In the entries below, find every line holding the string "name" and collect it.

● DATASET
---*---

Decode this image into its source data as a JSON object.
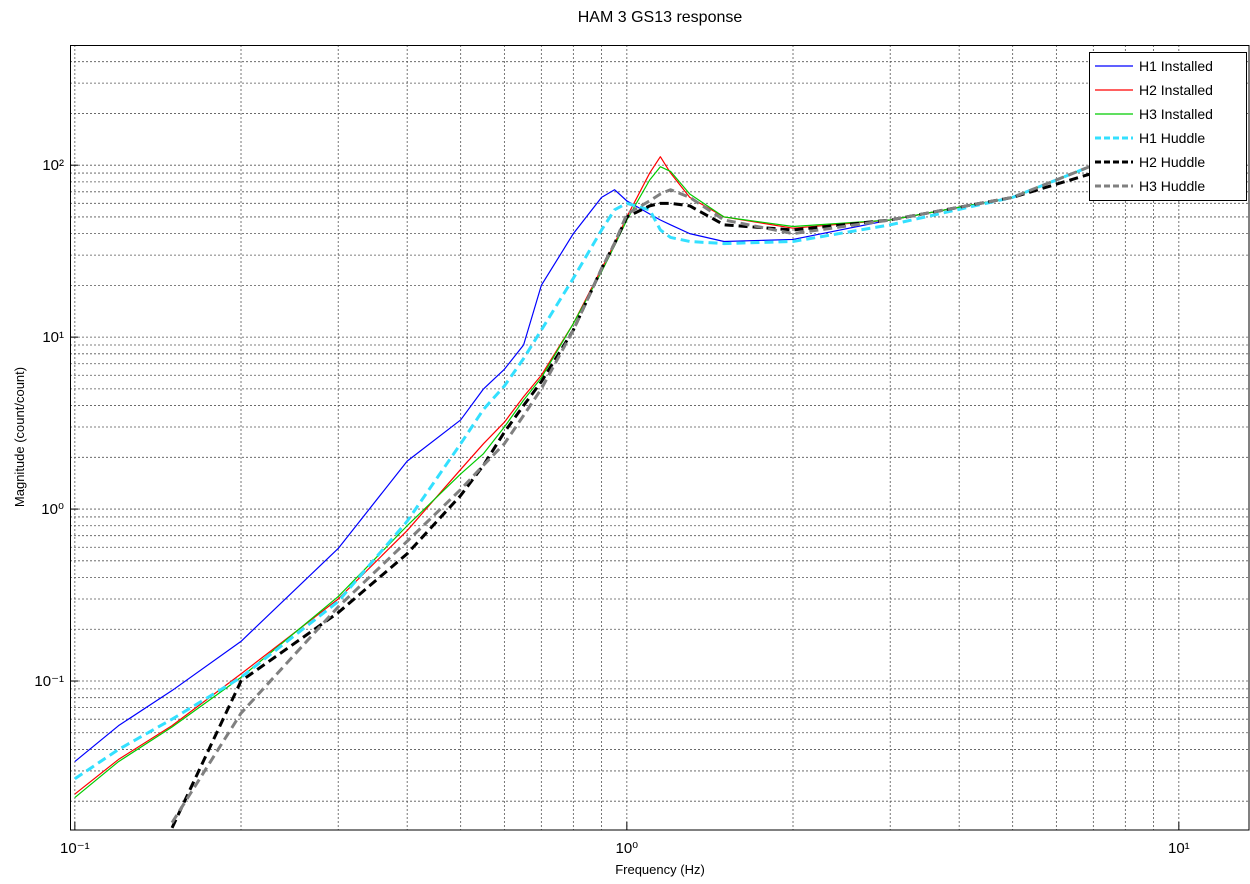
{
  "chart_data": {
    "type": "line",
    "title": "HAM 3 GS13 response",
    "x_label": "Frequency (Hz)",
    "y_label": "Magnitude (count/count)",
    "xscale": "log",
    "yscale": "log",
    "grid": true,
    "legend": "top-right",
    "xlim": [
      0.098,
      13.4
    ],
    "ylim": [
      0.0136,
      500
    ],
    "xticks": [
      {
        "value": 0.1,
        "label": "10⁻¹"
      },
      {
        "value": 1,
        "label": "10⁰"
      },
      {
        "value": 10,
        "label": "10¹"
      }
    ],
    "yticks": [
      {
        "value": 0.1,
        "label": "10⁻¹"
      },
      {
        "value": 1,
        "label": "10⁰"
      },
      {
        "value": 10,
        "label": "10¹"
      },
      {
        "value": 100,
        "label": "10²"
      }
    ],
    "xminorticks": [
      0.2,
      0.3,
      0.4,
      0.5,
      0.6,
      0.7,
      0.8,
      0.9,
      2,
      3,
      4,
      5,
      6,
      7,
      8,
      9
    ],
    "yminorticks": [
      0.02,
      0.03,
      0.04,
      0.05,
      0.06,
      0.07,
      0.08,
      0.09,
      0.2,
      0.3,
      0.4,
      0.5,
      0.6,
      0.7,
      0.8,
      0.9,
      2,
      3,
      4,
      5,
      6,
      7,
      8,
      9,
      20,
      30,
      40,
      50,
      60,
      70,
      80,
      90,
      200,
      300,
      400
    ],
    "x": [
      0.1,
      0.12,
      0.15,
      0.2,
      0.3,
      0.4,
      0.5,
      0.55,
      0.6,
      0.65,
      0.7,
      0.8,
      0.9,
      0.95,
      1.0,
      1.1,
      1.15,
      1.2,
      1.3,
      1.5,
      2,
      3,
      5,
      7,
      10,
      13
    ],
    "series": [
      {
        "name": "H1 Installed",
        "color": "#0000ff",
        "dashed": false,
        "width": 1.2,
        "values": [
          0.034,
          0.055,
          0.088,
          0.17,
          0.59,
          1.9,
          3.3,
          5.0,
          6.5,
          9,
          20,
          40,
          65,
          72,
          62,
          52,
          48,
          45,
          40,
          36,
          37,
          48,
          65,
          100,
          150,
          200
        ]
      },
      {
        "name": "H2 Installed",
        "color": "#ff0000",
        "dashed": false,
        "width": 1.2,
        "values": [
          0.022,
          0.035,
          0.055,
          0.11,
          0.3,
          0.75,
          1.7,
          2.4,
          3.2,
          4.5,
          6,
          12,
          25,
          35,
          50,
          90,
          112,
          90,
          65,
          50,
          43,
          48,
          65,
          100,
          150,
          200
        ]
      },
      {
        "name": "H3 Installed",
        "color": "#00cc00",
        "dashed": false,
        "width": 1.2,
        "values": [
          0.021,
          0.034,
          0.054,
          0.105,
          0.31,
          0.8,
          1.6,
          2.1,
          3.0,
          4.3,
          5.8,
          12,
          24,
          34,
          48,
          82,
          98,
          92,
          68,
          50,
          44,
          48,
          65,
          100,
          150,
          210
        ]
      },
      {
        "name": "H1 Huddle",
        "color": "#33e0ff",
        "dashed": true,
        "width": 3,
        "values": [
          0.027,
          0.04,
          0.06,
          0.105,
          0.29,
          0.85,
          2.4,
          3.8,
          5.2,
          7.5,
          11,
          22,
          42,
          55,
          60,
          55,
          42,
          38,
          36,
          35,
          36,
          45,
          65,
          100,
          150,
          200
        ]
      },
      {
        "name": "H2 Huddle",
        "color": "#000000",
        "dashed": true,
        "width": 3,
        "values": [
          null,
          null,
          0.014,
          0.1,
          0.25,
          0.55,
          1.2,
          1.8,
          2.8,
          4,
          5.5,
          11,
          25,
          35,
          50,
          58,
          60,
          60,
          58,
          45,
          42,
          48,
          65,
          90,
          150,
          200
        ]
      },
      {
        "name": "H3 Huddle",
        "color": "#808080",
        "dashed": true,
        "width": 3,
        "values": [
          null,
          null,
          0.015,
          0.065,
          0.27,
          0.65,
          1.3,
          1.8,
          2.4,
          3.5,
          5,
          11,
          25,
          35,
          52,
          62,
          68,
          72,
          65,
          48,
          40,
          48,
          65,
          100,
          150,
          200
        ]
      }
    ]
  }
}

---*---

● RESULT FOR THIS EXERCISE
        "name": "H1 Installed",
        "name": "H2 Installed",
        "name": "H3 Installed",
        "name": "H1 Huddle",
        "name": "H2 Huddle",
        "name": "H3 Huddle",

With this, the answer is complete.